[Job] Repeat every record exactly, but keep images out of the copy.
== Input material
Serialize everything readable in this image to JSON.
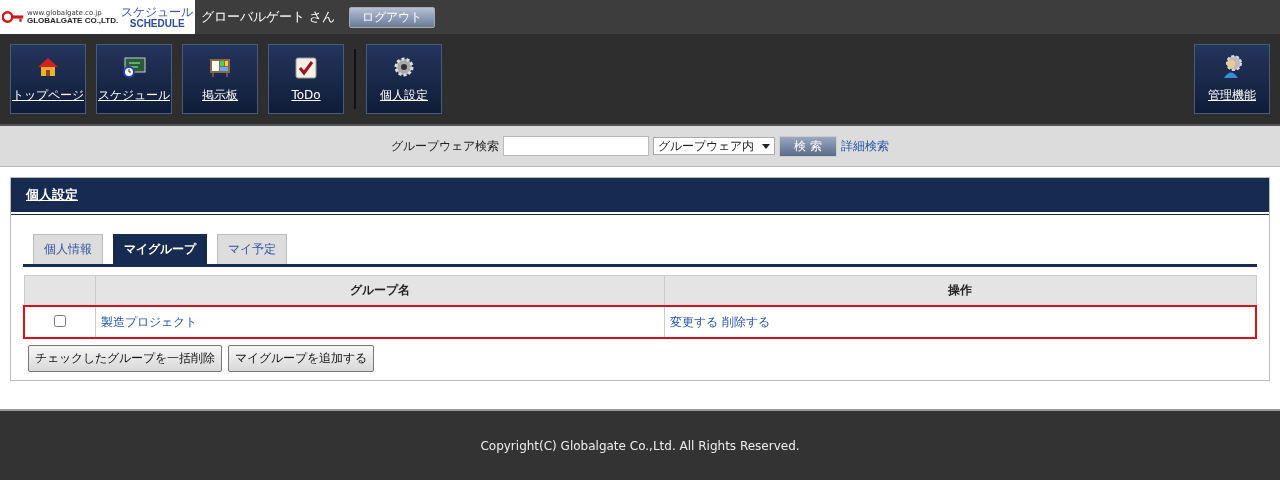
{
  "header": {
    "logo": {
      "url": "www.globalgate.co.jp",
      "company": "GLOBALGATE CO.,LTD.",
      "ruby": "スケジュール",
      "product": "SCHEDULE"
    },
    "user": "グローバルゲート さん",
    "logout": "ログアウト"
  },
  "toolbar": {
    "apps": [
      {
        "kind": "house",
        "label": "トップページ"
      },
      {
        "kind": "schedule",
        "label": "スケジュール"
      },
      {
        "kind": "board",
        "label": "掲示板"
      },
      {
        "kind": "todo",
        "label": "ToDo"
      }
    ],
    "settings": [
      {
        "kind": "gear",
        "label": "個人設定"
      }
    ],
    "admin": [
      {
        "kind": "admin",
        "label": "管理機能"
      }
    ]
  },
  "search": {
    "label": "グループウェア検索",
    "scope": "グループウェア内",
    "button": "検 索",
    "advanced": "詳細検索"
  },
  "panel": {
    "title": "個人設定",
    "tabs": [
      {
        "label": "個人情報",
        "selected": false
      },
      {
        "label": "マイグループ",
        "selected": true
      },
      {
        "label": "マイ予定",
        "selected": false
      }
    ],
    "table": {
      "columns": [
        "グループ名",
        "操作"
      ],
      "rows": [
        {
          "checked": false,
          "highlighted": true,
          "name": "製造プロジェクト",
          "actions": [
            "変更する",
            "削除する"
          ]
        }
      ]
    },
    "buttons": [
      "チェックしたグループを一括削除",
      "マイグループを追加する"
    ]
  },
  "footer": "Copyright(C) Globalgate Co.,Ltd. All Rights Reserved."
}
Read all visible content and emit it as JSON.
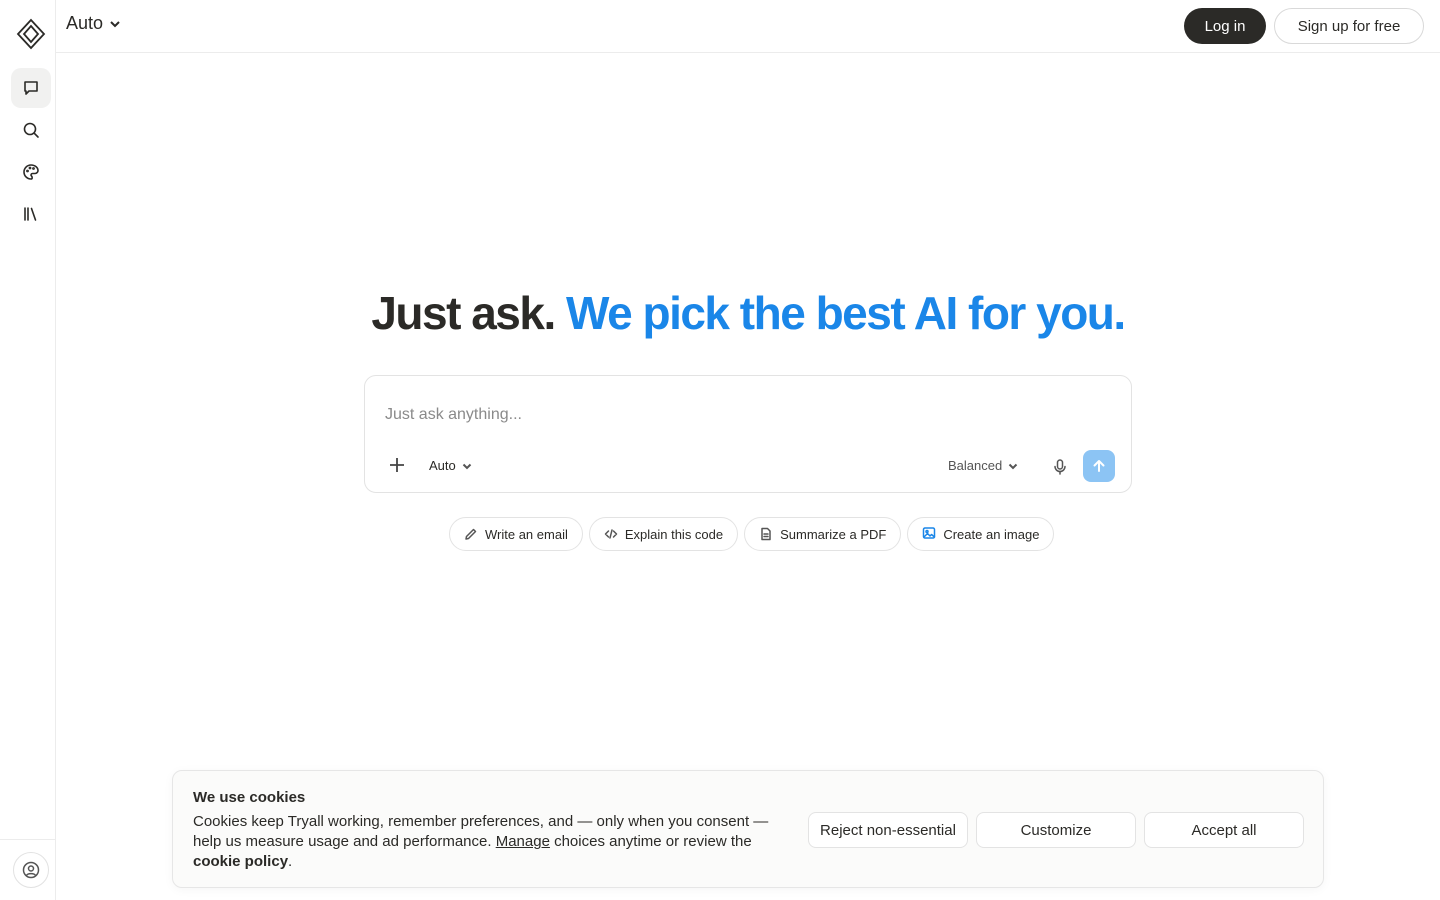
{
  "header": {
    "model_label": "Auto",
    "login_label": "Log in",
    "signup_label": "Sign up for free"
  },
  "sidebar": {
    "items": [
      {
        "name": "chat",
        "icon": "chat-icon"
      },
      {
        "name": "search",
        "icon": "search-icon"
      },
      {
        "name": "palette",
        "icon": "palette-icon"
      },
      {
        "name": "library",
        "icon": "library-icon"
      }
    ],
    "profile_icon": "user-circle-icon"
  },
  "hero": {
    "part1": "Just ask.",
    "part2": "We pick the best AI for you."
  },
  "composer": {
    "placeholder": "Just ask anything...",
    "model_label": "Auto",
    "mode_label": "Balanced"
  },
  "chips": [
    {
      "label": "Write an email",
      "icon": "pencil-icon"
    },
    {
      "label": "Explain this code",
      "icon": "code-icon"
    },
    {
      "label": "Summarize a PDF",
      "icon": "document-icon"
    },
    {
      "label": "Create an image",
      "icon": "image-icon"
    }
  ],
  "cookie": {
    "title": "We use cookies",
    "text_before": "Cookies keep Tryall working, remember preferences, and — only when you consent — help us measure usage and ad performance. ",
    "manage_link": "Manage",
    "text_after": " choices anytime or review the ",
    "policy_link": "cookie policy",
    "text_end": ".",
    "reject_label": "Reject non-essential",
    "customize_label": "Customize",
    "accept_label": "Accept all"
  },
  "colors": {
    "accent": "#1a86e8",
    "dark": "#2b2a27",
    "send_button": "#8cc4f4"
  }
}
====
[In response]
Serialize everything readable in this image to JSON.
{
  "header": {
    "logo": {
      "url": "www.globalgate.co.jp",
      "company": "GLOBALGATE CO.,LTD.",
      "ruby": "スケジュール",
      "product": "SCHEDULE"
    },
    "user": "グローバルゲート さん",
    "logout": "ログアウト"
  },
  "toolbar": {
    "apps": [
      {
        "kind": "house",
        "label": "トップページ"
      },
      {
        "kind": "schedule",
        "label": "スケジュール"
      },
      {
        "kind": "board",
        "label": "掲示板"
      },
      {
        "kind": "todo",
        "label": "ToDo"
      }
    ],
    "settings": [
      {
        "kind": "gear",
        "label": "個人設定"
      }
    ],
    "admin": [
      {
        "kind": "admin",
        "label": "管理機能"
      }
    ]
  },
  "search": {
    "label": "グループウェア検索",
    "scope": "グループウェア内",
    "button": "検 索",
    "advanced": "詳細検索"
  },
  "panel": {
    "title": "個人設定",
    "tabs": [
      {
        "label": "個人情報",
        "selected": false
      },
      {
        "label": "マイグループ",
        "selected": true
      },
      {
        "label": "マイ予定",
        "selected": false
      }
    ],
    "table": {
      "columns": [
        "グループ名",
        "操作"
      ],
      "rows": [
        {
          "checked": false,
          "highlighted": true,
          "name": "製造プロジェクト",
          "actions": [
            "変更する",
            "削除する"
          ]
        }
      ]
    },
    "buttons": [
      "チェックしたグループを一括削除",
      "マイグループを追加する"
    ]
  },
  "footer": "Copyright(C) Globalgate Co.,Ltd. All Rights Reserved."
}
Read all visible content and emit it as JSON.
{
  "header": {
    "model_label": "Auto",
    "login_label": "Log in",
    "signup_label": "Sign up for free"
  },
  "sidebar": {
    "items": [
      {
        "name": "chat",
        "icon": "chat-icon"
      },
      {
        "name": "search",
        "icon": "search-icon"
      },
      {
        "name": "palette",
        "icon": "palette-icon"
      },
      {
        "name": "library",
        "icon": "library-icon"
      }
    ],
    "profile_icon": "user-circle-icon"
  },
  "hero": {
    "part1": "Just ask.",
    "part2": "We pick the best AI for you."
  },
  "composer": {
    "placeholder": "Just ask anything...",
    "model_label": "Auto",
    "mode_label": "Balanced"
  },
  "chips": [
    {
      "label": "Write an email",
      "icon": "pencil-icon"
    },
    {
      "label": "Explain this code",
      "icon": "code-icon"
    },
    {
      "label": "Summarize a PDF",
      "icon": "document-icon"
    },
    {
      "label": "Create an image",
      "icon": "image-icon"
    }
  ],
  "cookie": {
    "title": "We use cookies",
    "text_before": "Cookies keep Tryall working, remember preferences, and — only when you consent — help us measure usage and ad performance. ",
    "manage_link": "Manage",
    "text_after": " choices anytime or review the ",
    "policy_link": "cookie policy",
    "text_end": ".",
    "reject_label": "Reject non-essential",
    "customize_label": "Customize",
    "accept_label": "Accept all"
  },
  "colors": {
    "accent": "#1a86e8",
    "dark": "#2b2a27",
    "send_button": "#8cc4f4"
  }
}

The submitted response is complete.